▸ Exercises to complete:
**a)** In the excerpt on the newborn health study, list every section heading that comes after the heading "Possible Benefits".
**b)** Echo the passage of the excerpt on the newborn health study that opens with the words containing "Additional Cost" and closes with "hospital in any way.".

▸ Excerpt to read:
——————

We will ask about demographic information and ask for your opinion about newborn health and
knowledge of newborn care. The interview is expected to last about 45 minutes. Snacks and a
juice drink will be provided after the discussion.
Possible Risks and Discomforts
Participating in the study is not likely to cause you any harm. We will ask everyone participating
in the study not to talk about anything that we discuss. This way whatever you say will be
private. We don’t think anything we talk about will upset you, but if it does you can leave at any
time with no problem to you. If this does happen, we will refer you to the health center if you
are distressed. Participating in the study or not participating in the study is up to you. If you do
not want to participate in the study, it will not affect your role in the community or at the hospital
in any way.
Possible Benefits
You will not get special treatment and there will be no direct benefits to you for participating in
the study.
Confidentiality
We will keep what you say private as best we can. Researchers will not discuss what happens in
our discussion outside the research team. We will keep all information on a computer that is
password protected. No one will be able to see it except the research team. The survey form will
not ask for individually identifiable information. You will not be named in any reports. Our
records may be reviewed to make sure we are doing the research correctly (ERES Converge
Institutional Review Board in Zambia and/or the University of Michigan Institutional Review
Board in the United States).
Compensation
242
You will not be paid to be in the study. Snacks a juice drink will be provided after the discussion
to thank you for your time.
Additional Cost
It will not cost you anything to be in the study, except for your time.
Voluntary Participation and Right to Leave the Research
You can choose to be in the study or not be in the study, it is up to you. If you choose not to be
in the study, there will be no problem for you now or in the future. You can leave the study at
any time without any problem to you now or in the future. Being in the study or not being in the
study does not affect your role in the district or at the hospital in any way.
Termination of Participation by the Researcher
We will not ask you to leave the study unless you are too upset to continue.
Contacts for Additional Information
If you have questions or concerns about the research, please contact the researcher, Julie Buser at
+ 260 972612613
Your Rights as a Participant
If you have questions about your rights as a research participant, or wish to obtain information,
ask questions or discuss any concerns about this study with someone other than the researcher(s),
please contact the University of Michigan Health Sciences and Behavioral Sciences Institutional
Review Board, 540 E. Liberty St. Ste. 202, Ann Arbor, MI 48104-2210. For international calls
from Zambia to the US, 00+1+734-936-0933] or email: irbhsbs@umich.edu. Please note the
time in Michigan is 6 hours earlier than in Zambia.

——————

▸ Stored data:

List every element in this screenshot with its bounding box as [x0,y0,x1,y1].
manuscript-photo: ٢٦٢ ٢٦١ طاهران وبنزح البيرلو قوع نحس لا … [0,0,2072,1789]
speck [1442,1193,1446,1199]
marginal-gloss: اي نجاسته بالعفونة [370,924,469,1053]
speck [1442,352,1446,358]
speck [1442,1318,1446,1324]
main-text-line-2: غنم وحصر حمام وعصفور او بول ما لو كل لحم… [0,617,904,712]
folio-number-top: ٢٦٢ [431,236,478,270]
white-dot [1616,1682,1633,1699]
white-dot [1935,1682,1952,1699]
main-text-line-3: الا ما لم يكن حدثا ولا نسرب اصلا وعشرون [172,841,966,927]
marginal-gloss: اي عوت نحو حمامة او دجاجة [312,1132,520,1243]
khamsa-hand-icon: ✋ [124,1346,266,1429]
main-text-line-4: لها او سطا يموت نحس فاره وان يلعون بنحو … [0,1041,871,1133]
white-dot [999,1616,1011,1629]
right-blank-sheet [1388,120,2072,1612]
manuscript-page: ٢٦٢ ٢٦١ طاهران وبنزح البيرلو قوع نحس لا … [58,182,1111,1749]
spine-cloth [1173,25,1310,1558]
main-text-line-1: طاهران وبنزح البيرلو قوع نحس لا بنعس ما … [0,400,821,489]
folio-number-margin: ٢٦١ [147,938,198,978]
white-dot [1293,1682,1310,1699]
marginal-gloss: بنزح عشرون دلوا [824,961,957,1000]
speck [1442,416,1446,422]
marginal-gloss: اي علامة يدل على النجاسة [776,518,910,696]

——————

▸ Responses by item number:
**a)**
Confidentiality
Compensation
Additional Cost
Voluntary Participation and Right to Leave the Research
Termination of Participation by the Researcher
Contacts for Additional Information
Your Rights as a Participant

**b)**
Additional Cost
It will not cost you anything to be in the study, except for your time.
Voluntary Participation and Right to Leave the Research
You can choose to be in the study or not be in the study, it is up to you. If you choose not to be
in the study, there will be no problem for you now or in the future. You can leave the study at
any time without any problem to you now or in the future. Being in the study or not being in the
study does not affect your role in the district or at the hospital in any way.